GIVEN REQUEST: Retype each line exactly. Skip images.

MATERIAL PROVIDED:
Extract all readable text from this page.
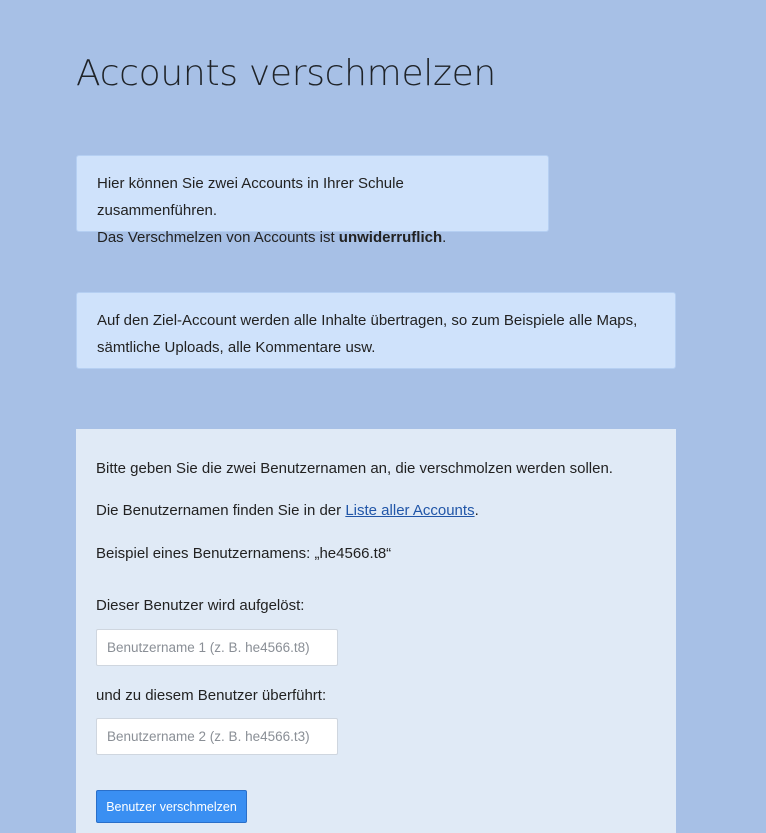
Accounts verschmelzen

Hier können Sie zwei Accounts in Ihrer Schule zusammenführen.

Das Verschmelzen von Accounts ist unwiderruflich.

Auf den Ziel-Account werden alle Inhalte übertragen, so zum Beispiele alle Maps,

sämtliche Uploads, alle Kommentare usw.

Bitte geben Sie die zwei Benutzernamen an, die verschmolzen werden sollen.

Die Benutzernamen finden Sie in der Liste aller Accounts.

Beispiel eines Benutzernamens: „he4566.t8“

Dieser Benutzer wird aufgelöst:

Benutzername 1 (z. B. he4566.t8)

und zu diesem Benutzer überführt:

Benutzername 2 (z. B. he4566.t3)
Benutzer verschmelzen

RESULT:
Extract all readable text from this page.
Accounts verschmelzen

Hier können Sie zwei Accounts in Ihrer Schule zusammenführen.

Das Verschmelzen von Accounts ist unwiderruflich.

Auf den Ziel-Account werden alle Inhalte übertragen, so zum Beispiele alle Maps,

sämtliche Uploads, alle Kommentare usw.

Bitte geben Sie die zwei Benutzernamen an, die verschmolzen werden sollen.

Die Benutzernamen finden Sie in der Liste aller Accounts.

Beispiel eines Benutzernamens: „he4566.t8“

Dieser Benutzer wird aufgelöst:

Benutzername 1 (z. B. he4566.t8)

und zu diesem Benutzer überführt:

Benutzername 2 (z. B. he4566.t3)
Benutzer verschmelzen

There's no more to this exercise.